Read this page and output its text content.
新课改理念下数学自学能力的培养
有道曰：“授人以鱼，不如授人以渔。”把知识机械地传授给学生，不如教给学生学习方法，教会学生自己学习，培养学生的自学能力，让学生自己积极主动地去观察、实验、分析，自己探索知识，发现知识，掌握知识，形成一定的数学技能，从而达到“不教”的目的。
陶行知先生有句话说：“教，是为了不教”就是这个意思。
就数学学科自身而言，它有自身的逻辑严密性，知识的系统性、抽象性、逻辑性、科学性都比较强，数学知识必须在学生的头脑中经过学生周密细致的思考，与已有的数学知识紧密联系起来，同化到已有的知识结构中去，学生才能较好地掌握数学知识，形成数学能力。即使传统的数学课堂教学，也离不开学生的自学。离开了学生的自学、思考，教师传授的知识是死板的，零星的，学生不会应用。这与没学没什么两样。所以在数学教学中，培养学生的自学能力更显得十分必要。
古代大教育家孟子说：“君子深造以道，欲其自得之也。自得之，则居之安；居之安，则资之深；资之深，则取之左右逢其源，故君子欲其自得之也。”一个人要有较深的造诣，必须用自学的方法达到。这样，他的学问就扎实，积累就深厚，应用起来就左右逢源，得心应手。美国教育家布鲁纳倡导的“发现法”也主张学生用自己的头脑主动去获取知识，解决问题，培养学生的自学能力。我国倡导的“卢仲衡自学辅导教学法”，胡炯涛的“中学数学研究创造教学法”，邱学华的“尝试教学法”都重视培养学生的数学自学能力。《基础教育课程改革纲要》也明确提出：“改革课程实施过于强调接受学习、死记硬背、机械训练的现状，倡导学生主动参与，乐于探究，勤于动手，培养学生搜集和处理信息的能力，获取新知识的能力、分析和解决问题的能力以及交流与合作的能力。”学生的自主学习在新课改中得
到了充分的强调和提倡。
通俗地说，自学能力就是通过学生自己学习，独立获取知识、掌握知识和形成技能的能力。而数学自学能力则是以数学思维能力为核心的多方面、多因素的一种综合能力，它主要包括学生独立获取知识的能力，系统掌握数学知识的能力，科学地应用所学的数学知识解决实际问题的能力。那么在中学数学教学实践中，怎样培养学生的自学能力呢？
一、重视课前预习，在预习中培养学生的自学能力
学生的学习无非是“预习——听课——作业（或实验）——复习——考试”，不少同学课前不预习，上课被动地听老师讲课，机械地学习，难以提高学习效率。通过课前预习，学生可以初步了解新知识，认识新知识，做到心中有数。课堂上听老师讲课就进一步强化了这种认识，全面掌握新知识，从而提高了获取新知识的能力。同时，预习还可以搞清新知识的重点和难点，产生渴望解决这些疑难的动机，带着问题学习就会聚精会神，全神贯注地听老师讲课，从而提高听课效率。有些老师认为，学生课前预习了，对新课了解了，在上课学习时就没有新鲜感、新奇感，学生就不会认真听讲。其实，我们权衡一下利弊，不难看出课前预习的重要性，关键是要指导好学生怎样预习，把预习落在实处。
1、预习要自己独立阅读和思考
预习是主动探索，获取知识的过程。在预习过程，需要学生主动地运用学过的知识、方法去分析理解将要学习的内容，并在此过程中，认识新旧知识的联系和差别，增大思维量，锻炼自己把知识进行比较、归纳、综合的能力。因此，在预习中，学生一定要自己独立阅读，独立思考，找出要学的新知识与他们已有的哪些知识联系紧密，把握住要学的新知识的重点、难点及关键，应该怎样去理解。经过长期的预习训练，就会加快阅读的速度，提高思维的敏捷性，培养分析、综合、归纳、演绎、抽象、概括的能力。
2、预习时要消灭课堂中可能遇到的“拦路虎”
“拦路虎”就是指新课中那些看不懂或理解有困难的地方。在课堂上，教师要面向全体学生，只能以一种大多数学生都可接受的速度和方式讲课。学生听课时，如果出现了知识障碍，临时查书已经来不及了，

━━━━━━━━━━━━━━━━

Retype the material in full, character for character.

Answer below
Read this page and output its text content.
新课改理念下数学自学能力的培养
有道曰：“授人以鱼，不如授人以渔。”把知识机械地传授给学生，不如教给学生学习方法，教会学生自己学习，培养学生的自学能力，让学生自己积极主动地去观察、实验、分析，自己探索知识，发现知识，掌握知识，形成一定的数学技能，从而达到“不教”的目的。
陶行知先生有句话说：“教，是为了不教”就是这个意思。
就数学学科自身而言，它有自身的逻辑严密性，知识的系统性、抽象性、逻辑性、科学性都比较强，数学知识必须在学生的头脑中经过学生周密细致的思考，与已有的数学知识紧密联系起来，同化到已有的知识结构中去，学生才能较好地掌握数学知识，形成数学能力。即使传统的数学课堂教学，也离不开学生的自学。离开了学生的自学、思考，教师传授的知识是死板的，零星的，学生不会应用。这与没学没什么两样。所以在数学教学中，培养学生的自学能力更显得十分必要。
古代大教育家孟子说：“君子深造以道，欲其自得之也。自得之，则居之安；居之安，则资之深；资之深，则取之左右逢其源，故君子欲其自得之也。”一个人要有较深的造诣，必须用自学的方法达到。这样，他的学问就扎实，积累就深厚，应用起来就左右逢源，得心应手。美国教育家布鲁纳倡导的“发现法”也主张学生用自己的头脑主动去获取知识，解决问题，培养学生的自学能力。我国倡导的“卢仲衡自学辅导教学法”，胡炯涛的“中学数学研究创造教学法”，邱学华的“尝试教学法”都重视培养学生的数学自学能力。《基础教育课程改革纲要》也明确提出：“改革课程实施过于强调接受学习、死记硬背、机械训练的现状，倡导学生主动参与，乐于探究，勤于动手，培养学生搜集和处理信息的能力，获取新知识的能力、分析和解决问题的能力以及交流与合作的能力。”学生的自主学习在新课改中得
到了充分的强调和提倡。
通俗地说，自学能力就是通过学生自己学习，独立获取知识、掌握知识和形成技能的能力。而数学自学能力则是以数学思维能力为核心的多方面、多因素的一种综合能力，它主要包括学生独立获取知识的能力，系统掌握数学知识的能力，科学地应用所学的数学知识解决实际问题的能力。那么在中学数学教学实践中，怎样培养学生的自学能力呢？
一、重视课前预习，在预习中培养学生的自学能力
学生的学习无非是“预习——听课——作业（或实验）——复习——考试”，不少同学课前不预习，上课被动地听老师讲课，机械地学习，难以提高学习效率。通过课前预习，学生可以初步了解新知识，认识新知识，做到心中有数。课堂上听老师讲课就进一步强化了这种认识，全面掌握新知识，从而提高了获取新知识的能力。同时，预习还可以搞清新知识的重点和难点，产生渴望解决这些疑难的动机，带着问题学习就会聚精会神，全神贯注地听老师讲课，从而提高听课效率。有些老师认为，学生课前预习了，对新课了解了，在上课学习时就没有新鲜感、新奇感，学生就不会认真听讲。其实，我们权衡一下利弊，不难看出课前预习的重要性，关键是要指导好学生怎样预习，把预习落在实处。
1、预习要自己独立阅读和思考
预习是主动探索，获取知识的过程。在预习过程，需要学生主动地运用学过的知识、方法去分析理解将要学习的内容，并在此过程中，认识新旧知识的联系和差别，增大思维量，锻炼自己把知识进行比较、归纳、综合的能力。因此，在预习中，学生一定要自己独立阅读，独立思考，找出要学的新知识与他们已有的哪些知识联系紧密，把握住要学的新知识的重点、难点及关键，应该怎样去理解。经过长期的预习训练，就会加快阅读的速度，提高思维的敏捷性，培养分析、综合、归纳、演绎、抽象、概括的能力。
2、预习时要消灭课堂中可能遇到的“拦路虎”
“拦路虎”就是指新课中那些看不懂或理解有困难的地方。在课堂上，教师要面向全体学生，只能以一种大多数学生都可接受的速度和方式讲课。学生听课时，如果出现了知识障碍，临时查书已经来不及了，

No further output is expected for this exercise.